▶ **REQUEST**
Write out all of the data exactly as it appears.

▶ **INFORMATION SUPPLIED**
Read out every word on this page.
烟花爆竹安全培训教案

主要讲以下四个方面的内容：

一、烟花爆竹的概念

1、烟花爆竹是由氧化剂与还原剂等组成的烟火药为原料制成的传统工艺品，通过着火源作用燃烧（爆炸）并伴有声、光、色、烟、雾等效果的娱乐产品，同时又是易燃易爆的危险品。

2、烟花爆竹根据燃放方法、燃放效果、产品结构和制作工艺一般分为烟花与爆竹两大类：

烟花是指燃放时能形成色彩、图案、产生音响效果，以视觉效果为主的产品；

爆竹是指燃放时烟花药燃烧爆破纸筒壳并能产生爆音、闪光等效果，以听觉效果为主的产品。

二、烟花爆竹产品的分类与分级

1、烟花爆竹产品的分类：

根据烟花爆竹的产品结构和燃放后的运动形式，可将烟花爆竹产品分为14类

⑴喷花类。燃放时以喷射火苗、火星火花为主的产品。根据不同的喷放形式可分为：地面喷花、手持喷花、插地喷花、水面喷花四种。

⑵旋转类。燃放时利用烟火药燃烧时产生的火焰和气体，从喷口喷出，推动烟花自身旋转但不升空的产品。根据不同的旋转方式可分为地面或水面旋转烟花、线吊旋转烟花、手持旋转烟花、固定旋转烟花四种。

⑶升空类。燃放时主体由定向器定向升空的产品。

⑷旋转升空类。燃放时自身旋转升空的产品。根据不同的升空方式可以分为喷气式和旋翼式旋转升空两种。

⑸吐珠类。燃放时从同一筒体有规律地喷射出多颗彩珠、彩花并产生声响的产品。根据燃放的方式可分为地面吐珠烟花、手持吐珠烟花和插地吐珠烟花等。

▶ **PROBLEM SOLUTION**
Read out every word on this page.
烟花爆竹安全培训教案

主要讲以下四个方面的内容：

一、烟花爆竹的概念

1、烟花爆竹是由氧化剂与还原剂等组成的烟火药为原料制成的传统工艺品，通过着火源作用燃烧（爆炸）并伴有声、光、色、烟、雾等效果的娱乐产品，同时又是易燃易爆的危险品。

2、烟花爆竹根据燃放方法、燃放效果、产品结构和制作工艺一般分为烟花与爆竹两大类：

烟花是指燃放时能形成色彩、图案、产生音响效果，以视觉效果为主的产品；

爆竹是指燃放时烟花药燃烧爆破纸筒壳并能产生爆音、闪光等效果，以听觉效果为主的产品。

二、烟花爆竹产品的分类与分级

1、烟花爆竹产品的分类：

根据烟花爆竹的产品结构和燃放后的运动形式，可将烟花爆竹产品分为14类

⑴喷花类。燃放时以喷射火苗、火星火花为主的产品。根据不同的喷放形式可分为：地面喷花、手持喷花、插地喷花、水面喷花四种。

⑵旋转类。燃放时利用烟火药燃烧时产生的火焰和气体，从喷口喷出，推动烟花自身旋转但不升空的产品。根据不同的旋转方式可分为地面或水面旋转烟花、线吊旋转烟花、手持旋转烟花、固定旋转烟花四种。

⑶升空类。燃放时主体由定向器定向升空的产品。

⑷旋转升空类。燃放时自身旋转升空的产品。根据不同的升空方式可以分为喷气式和旋翼式旋转升空两种。

⑸吐珠类。燃放时从同一筒体有规律地喷射出多颗彩珠、彩花并产生声响的产品。根据燃放的方式可分为地面吐珠烟花、手持吐珠烟花和插地吐珠烟花等。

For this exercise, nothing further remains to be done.